Short problem - Keep the wording of each record exactly the same when you repeat it, and leave out pictures.

Raw records -

----

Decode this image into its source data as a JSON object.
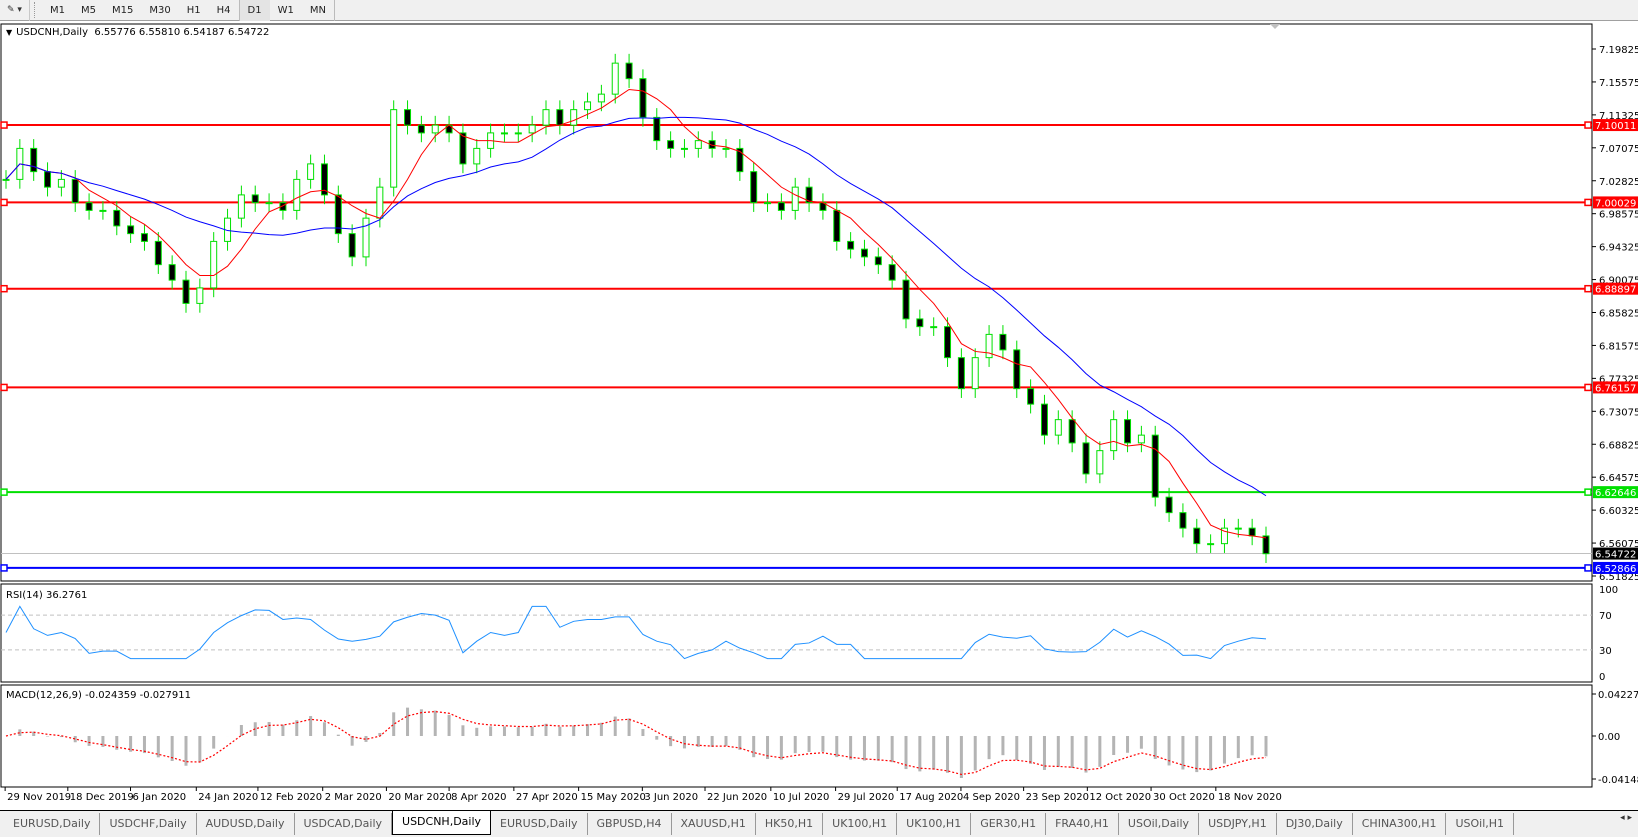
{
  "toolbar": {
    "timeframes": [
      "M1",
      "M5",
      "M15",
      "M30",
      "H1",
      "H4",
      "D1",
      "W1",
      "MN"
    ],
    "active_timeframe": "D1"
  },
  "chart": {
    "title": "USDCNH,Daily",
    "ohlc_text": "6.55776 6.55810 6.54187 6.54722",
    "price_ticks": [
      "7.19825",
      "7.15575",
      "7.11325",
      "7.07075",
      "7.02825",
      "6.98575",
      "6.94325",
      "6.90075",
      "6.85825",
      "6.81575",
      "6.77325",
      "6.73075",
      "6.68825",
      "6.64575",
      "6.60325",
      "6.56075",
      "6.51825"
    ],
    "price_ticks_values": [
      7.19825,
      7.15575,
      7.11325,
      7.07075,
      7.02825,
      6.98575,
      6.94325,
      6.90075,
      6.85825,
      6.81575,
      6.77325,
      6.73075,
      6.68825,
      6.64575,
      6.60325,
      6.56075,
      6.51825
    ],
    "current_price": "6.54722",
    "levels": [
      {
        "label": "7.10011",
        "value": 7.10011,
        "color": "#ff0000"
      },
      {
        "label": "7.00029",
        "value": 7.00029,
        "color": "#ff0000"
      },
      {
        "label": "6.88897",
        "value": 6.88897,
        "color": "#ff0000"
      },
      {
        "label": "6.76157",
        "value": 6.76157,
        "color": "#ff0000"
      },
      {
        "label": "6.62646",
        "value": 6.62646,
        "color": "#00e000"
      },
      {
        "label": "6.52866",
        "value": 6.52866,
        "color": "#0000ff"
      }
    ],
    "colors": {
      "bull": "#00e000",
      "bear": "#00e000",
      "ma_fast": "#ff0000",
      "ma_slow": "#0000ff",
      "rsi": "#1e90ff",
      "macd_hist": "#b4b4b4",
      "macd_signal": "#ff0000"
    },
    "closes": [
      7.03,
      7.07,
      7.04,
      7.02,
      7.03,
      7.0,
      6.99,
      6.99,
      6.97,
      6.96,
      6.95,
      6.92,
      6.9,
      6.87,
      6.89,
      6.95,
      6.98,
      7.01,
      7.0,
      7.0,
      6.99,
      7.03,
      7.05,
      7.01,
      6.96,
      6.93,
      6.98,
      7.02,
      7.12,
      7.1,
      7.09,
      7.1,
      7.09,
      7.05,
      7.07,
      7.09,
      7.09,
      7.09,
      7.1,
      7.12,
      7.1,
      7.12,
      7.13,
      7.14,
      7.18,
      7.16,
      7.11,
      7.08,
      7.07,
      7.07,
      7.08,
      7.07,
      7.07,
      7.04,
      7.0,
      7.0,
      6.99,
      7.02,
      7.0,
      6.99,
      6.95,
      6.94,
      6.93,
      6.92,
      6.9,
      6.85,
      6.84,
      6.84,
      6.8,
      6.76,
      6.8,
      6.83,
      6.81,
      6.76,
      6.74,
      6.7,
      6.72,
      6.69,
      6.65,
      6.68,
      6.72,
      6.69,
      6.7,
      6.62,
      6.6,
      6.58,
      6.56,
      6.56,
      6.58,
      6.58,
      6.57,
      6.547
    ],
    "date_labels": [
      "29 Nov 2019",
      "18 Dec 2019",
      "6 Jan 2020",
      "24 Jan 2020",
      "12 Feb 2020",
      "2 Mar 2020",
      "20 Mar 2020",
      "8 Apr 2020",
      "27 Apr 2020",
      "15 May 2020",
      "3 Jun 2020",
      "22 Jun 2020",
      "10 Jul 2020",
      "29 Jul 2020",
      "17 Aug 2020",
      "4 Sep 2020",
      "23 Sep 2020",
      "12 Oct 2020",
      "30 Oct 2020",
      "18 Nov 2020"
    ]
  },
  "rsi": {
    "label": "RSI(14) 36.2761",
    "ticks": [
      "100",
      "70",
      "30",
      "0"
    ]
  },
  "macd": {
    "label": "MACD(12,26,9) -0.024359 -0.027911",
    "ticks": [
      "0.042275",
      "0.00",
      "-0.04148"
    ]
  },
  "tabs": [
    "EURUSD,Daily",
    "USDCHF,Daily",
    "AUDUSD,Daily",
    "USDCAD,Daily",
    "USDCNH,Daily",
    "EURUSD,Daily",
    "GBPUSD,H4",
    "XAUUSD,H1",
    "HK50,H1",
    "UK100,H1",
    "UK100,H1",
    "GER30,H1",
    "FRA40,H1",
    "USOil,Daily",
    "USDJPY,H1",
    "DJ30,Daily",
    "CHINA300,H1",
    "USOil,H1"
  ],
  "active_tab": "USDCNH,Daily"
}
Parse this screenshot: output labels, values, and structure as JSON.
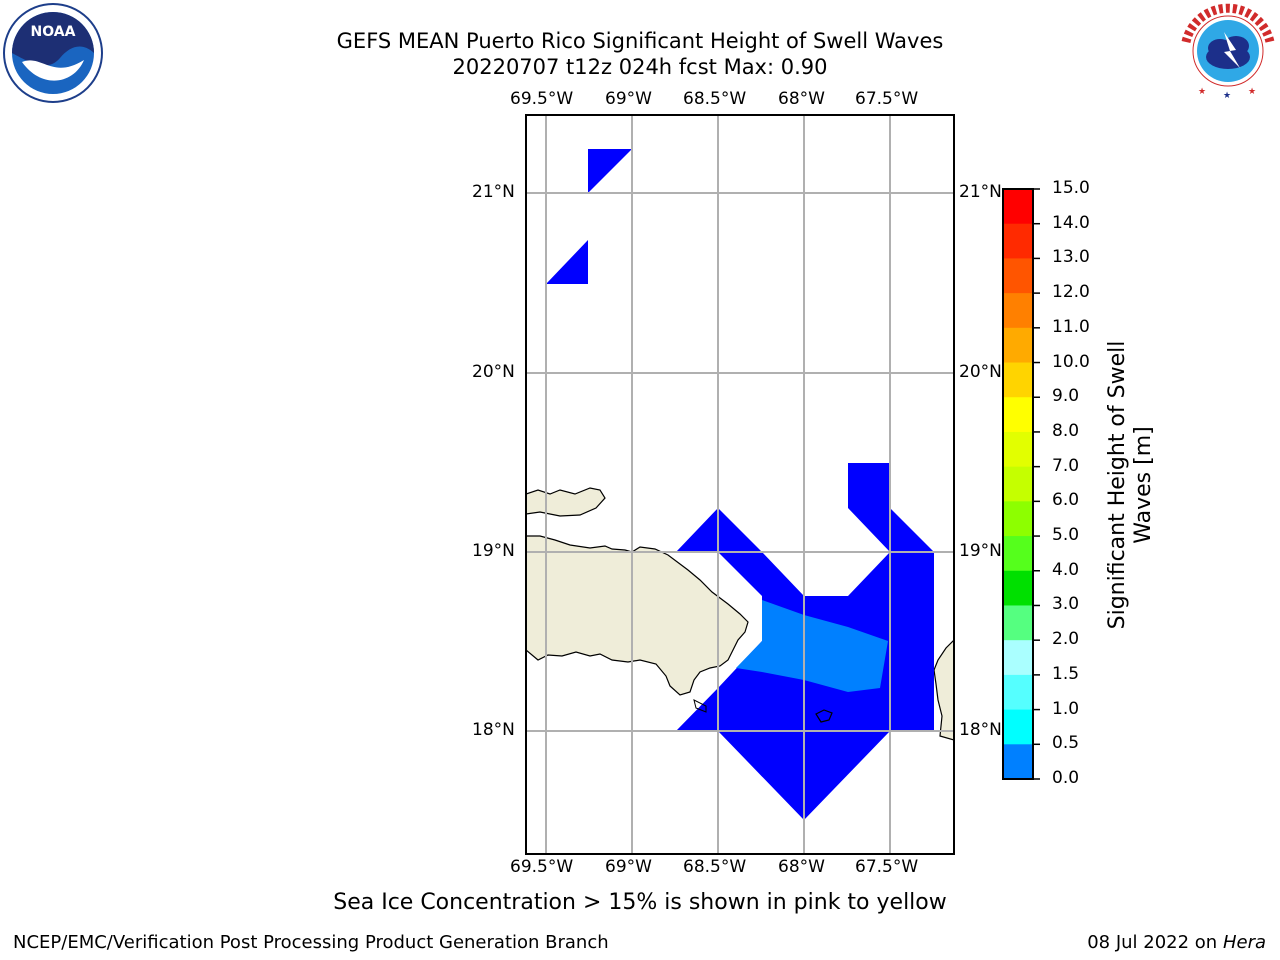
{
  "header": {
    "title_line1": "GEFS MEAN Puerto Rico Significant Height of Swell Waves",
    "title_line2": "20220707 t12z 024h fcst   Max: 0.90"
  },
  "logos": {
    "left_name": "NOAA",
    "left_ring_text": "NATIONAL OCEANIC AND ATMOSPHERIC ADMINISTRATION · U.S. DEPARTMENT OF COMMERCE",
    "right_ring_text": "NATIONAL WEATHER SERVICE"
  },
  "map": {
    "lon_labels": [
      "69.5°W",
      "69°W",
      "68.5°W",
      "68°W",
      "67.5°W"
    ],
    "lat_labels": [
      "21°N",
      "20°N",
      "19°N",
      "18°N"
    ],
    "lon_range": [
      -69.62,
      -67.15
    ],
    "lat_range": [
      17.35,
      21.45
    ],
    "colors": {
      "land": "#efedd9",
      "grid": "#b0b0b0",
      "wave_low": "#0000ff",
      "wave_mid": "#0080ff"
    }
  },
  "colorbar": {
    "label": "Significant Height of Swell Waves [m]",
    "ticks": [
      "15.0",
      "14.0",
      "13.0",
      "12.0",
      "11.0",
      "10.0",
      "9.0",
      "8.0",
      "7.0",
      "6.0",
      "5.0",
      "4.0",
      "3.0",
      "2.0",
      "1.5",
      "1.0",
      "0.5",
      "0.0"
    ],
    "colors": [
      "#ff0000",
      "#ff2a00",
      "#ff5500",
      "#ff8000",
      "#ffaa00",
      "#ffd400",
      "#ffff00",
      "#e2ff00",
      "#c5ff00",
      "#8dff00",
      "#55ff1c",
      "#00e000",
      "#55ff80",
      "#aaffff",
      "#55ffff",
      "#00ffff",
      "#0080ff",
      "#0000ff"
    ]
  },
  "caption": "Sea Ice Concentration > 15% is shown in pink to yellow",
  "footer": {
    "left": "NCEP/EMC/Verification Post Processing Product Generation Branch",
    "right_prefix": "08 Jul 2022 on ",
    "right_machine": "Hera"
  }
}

----

Response for this exercise -
Decode this image into its source data as a JSON object.
{
  "toolbar": {
    "timeframes": [
      "M1",
      "M5",
      "M15",
      "M30",
      "H1",
      "H4",
      "D1",
      "W1",
      "MN"
    ],
    "active_timeframe": "D1"
  },
  "chart": {
    "title": "USDCNH,Daily",
    "ohlc_text": "6.55776 6.55810 6.54187 6.54722",
    "price_ticks": [
      "7.19825",
      "7.15575",
      "7.11325",
      "7.07075",
      "7.02825",
      "6.98575",
      "6.94325",
      "6.90075",
      "6.85825",
      "6.81575",
      "6.77325",
      "6.73075",
      "6.68825",
      "6.64575",
      "6.60325",
      "6.56075",
      "6.51825"
    ],
    "price_ticks_values": [
      7.19825,
      7.15575,
      7.11325,
      7.07075,
      7.02825,
      6.98575,
      6.94325,
      6.90075,
      6.85825,
      6.81575,
      6.77325,
      6.73075,
      6.68825,
      6.64575,
      6.60325,
      6.56075,
      6.51825
    ],
    "current_price": "6.54722",
    "levels": [
      {
        "label": "7.10011",
        "value": 7.10011,
        "color": "#ff0000"
      },
      {
        "label": "7.00029",
        "value": 7.00029,
        "color": "#ff0000"
      },
      {
        "label": "6.88897",
        "value": 6.88897,
        "color": "#ff0000"
      },
      {
        "label": "6.76157",
        "value": 6.76157,
        "color": "#ff0000"
      },
      {
        "label": "6.62646",
        "value": 6.62646,
        "color": "#00e000"
      },
      {
        "label": "6.52866",
        "value": 6.52866,
        "color": "#0000ff"
      }
    ],
    "colors": {
      "bull": "#00e000",
      "bear": "#00e000",
      "ma_fast": "#ff0000",
      "ma_slow": "#0000ff",
      "rsi": "#1e90ff",
      "macd_hist": "#b4b4b4",
      "macd_signal": "#ff0000"
    },
    "closes": [
      7.03,
      7.07,
      7.04,
      7.02,
      7.03,
      7.0,
      6.99,
      6.99,
      6.97,
      6.96,
      6.95,
      6.92,
      6.9,
      6.87,
      6.89,
      6.95,
      6.98,
      7.01,
      7.0,
      7.0,
      6.99,
      7.03,
      7.05,
      7.01,
      6.96,
      6.93,
      6.98,
      7.02,
      7.12,
      7.1,
      7.09,
      7.1,
      7.09,
      7.05,
      7.07,
      7.09,
      7.09,
      7.09,
      7.1,
      7.12,
      7.1,
      7.12,
      7.13,
      7.14,
      7.18,
      7.16,
      7.11,
      7.08,
      7.07,
      7.07,
      7.08,
      7.07,
      7.07,
      7.04,
      7.0,
      7.0,
      6.99,
      7.02,
      7.0,
      6.99,
      6.95,
      6.94,
      6.93,
      6.92,
      6.9,
      6.85,
      6.84,
      6.84,
      6.8,
      6.76,
      6.8,
      6.83,
      6.81,
      6.76,
      6.74,
      6.7,
      6.72,
      6.69,
      6.65,
      6.68,
      6.72,
      6.69,
      6.7,
      6.62,
      6.6,
      6.58,
      6.56,
      6.56,
      6.58,
      6.58,
      6.57,
      6.547
    ],
    "date_labels": [
      "29 Nov 2019",
      "18 Dec 2019",
      "6 Jan 2020",
      "24 Jan 2020",
      "12 Feb 2020",
      "2 Mar 2020",
      "20 Mar 2020",
      "8 Apr 2020",
      "27 Apr 2020",
      "15 May 2020",
      "3 Jun 2020",
      "22 Jun 2020",
      "10 Jul 2020",
      "29 Jul 2020",
      "17 Aug 2020",
      "4 Sep 2020",
      "23 Sep 2020",
      "12 Oct 2020",
      "30 Oct 2020",
      "18 Nov 2020"
    ]
  },
  "rsi": {
    "label": "RSI(14) 36.2761",
    "ticks": [
      "100",
      "70",
      "30",
      "0"
    ]
  },
  "macd": {
    "label": "MACD(12,26,9) -0.024359 -0.027911",
    "ticks": [
      "0.042275",
      "0.00",
      "-0.04148"
    ]
  },
  "tabs": [
    "EURUSD,Daily",
    "USDCHF,Daily",
    "AUDUSD,Daily",
    "USDCAD,Daily",
    "USDCNH,Daily",
    "EURUSD,Daily",
    "GBPUSD,H4",
    "XAUUSD,H1",
    "HK50,H1",
    "UK100,H1",
    "UK100,H1",
    "GER30,H1",
    "FRA40,H1",
    "USOil,Daily",
    "USDJPY,H1",
    "DJ30,Daily",
    "CHINA300,H1",
    "USOil,H1"
  ],
  "active_tab": "USDCNH,Daily"
}
Parse this screenshot: output labels, values, and structure as JSON.
{
  "header": {
    "title_line1": "GEFS MEAN Puerto Rico Significant Height of Swell Waves",
    "title_line2": "20220707 t12z 024h fcst   Max: 0.90"
  },
  "logos": {
    "left_name": "NOAA",
    "left_ring_text": "NATIONAL OCEANIC AND ATMOSPHERIC ADMINISTRATION · U.S. DEPARTMENT OF COMMERCE",
    "right_ring_text": "NATIONAL WEATHER SERVICE"
  },
  "map": {
    "lon_labels": [
      "69.5°W",
      "69°W",
      "68.5°W",
      "68°W",
      "67.5°W"
    ],
    "lat_labels": [
      "21°N",
      "20°N",
      "19°N",
      "18°N"
    ],
    "lon_range": [
      -69.62,
      -67.15
    ],
    "lat_range": [
      17.35,
      21.45
    ],
    "colors": {
      "land": "#efedd9",
      "grid": "#b0b0b0",
      "wave_low": "#0000ff",
      "wave_mid": "#0080ff"
    }
  },
  "colorbar": {
    "label": "Significant Height of Swell Waves [m]",
    "ticks": [
      "15.0",
      "14.0",
      "13.0",
      "12.0",
      "11.0",
      "10.0",
      "9.0",
      "8.0",
      "7.0",
      "6.0",
      "5.0",
      "4.0",
      "3.0",
      "2.0",
      "1.5",
      "1.0",
      "0.5",
      "0.0"
    ],
    "colors": [
      "#ff0000",
      "#ff2a00",
      "#ff5500",
      "#ff8000",
      "#ffaa00",
      "#ffd400",
      "#ffff00",
      "#e2ff00",
      "#c5ff00",
      "#8dff00",
      "#55ff1c",
      "#00e000",
      "#55ff80",
      "#aaffff",
      "#55ffff",
      "#00ffff",
      "#0080ff",
      "#0000ff"
    ]
  },
  "caption": "Sea Ice Concentration > 15% is shown in pink to yellow",
  "footer": {
    "left": "NCEP/EMC/Verification Post Processing Product Generation Branch",
    "right_prefix": "08 Jul 2022 on ",
    "right_machine": "Hera"
  }
}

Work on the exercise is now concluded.